**Your task**
Exactly reproduce each line of the listing that follows.

— Start of Stored data —

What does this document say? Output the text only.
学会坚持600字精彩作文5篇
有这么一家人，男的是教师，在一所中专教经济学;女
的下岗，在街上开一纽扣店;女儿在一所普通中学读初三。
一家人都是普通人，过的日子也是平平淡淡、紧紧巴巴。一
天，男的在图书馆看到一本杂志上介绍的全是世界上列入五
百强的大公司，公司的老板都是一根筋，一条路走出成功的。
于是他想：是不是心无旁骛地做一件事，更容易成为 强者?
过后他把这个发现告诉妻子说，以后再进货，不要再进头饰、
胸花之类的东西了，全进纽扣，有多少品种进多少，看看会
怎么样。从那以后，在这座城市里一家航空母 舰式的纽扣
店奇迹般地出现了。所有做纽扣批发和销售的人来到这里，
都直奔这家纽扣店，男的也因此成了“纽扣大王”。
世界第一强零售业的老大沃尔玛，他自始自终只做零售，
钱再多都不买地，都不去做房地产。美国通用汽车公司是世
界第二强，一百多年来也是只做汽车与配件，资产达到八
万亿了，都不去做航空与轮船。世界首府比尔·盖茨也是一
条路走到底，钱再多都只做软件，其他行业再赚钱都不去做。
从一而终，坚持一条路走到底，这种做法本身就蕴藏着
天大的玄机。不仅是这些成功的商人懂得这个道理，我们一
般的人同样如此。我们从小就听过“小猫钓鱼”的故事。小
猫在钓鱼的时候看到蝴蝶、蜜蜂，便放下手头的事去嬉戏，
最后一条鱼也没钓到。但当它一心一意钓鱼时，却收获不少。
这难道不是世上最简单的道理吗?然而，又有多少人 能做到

— End of Stored data —

**Response to the exercise**
What does this document say? Output the text only.
学会坚持600字精彩作文5篇
有这么一家人，男的是教师，在一所中专教经济学;女
的下岗，在街上开一纽扣店;女儿在一所普通中学读初三。
一家人都是普通人，过的日子也是平平淡淡、紧紧巴巴。一
天，男的在图书馆看到一本杂志上介绍的全是世界上列入五
百强的大公司，公司的老板都是一根筋，一条路走出成功的。
于是他想：是不是心无旁骛地做一件事，更容易成为 强者?
过后他把这个发现告诉妻子说，以后再进货，不要再进头饰、
胸花之类的东西了，全进纽扣，有多少品种进多少，看看会
怎么样。从那以后，在这座城市里一家航空母 舰式的纽扣
店奇迹般地出现了。所有做纽扣批发和销售的人来到这里，
都直奔这家纽扣店，男的也因此成了“纽扣大王”。
世界第一强零售业的老大沃尔玛，他自始自终只做零售，
钱再多都不买地，都不去做房地产。美国通用汽车公司是世
界第二强，一百多年来也是只做汽车与配件，资产达到八
万亿了，都不去做航空与轮船。世界首府比尔·盖茨也是一
条路走到底，钱再多都只做软件，其他行业再赚钱都不去做。
从一而终，坚持一条路走到底，这种做法本身就蕴藏着
天大的玄机。不仅是这些成功的商人懂得这个道理，我们一
般的人同样如此。我们从小就听过“小猫钓鱼”的故事。小
猫在钓鱼的时候看到蝴蝶、蜜蜂，便放下手头的事去嬉戏，
最后一条鱼也没钓到。但当它一心一意钓鱼时，却收获不少。
这难道不是世上最简单的道理吗?然而，又有多少人 能做到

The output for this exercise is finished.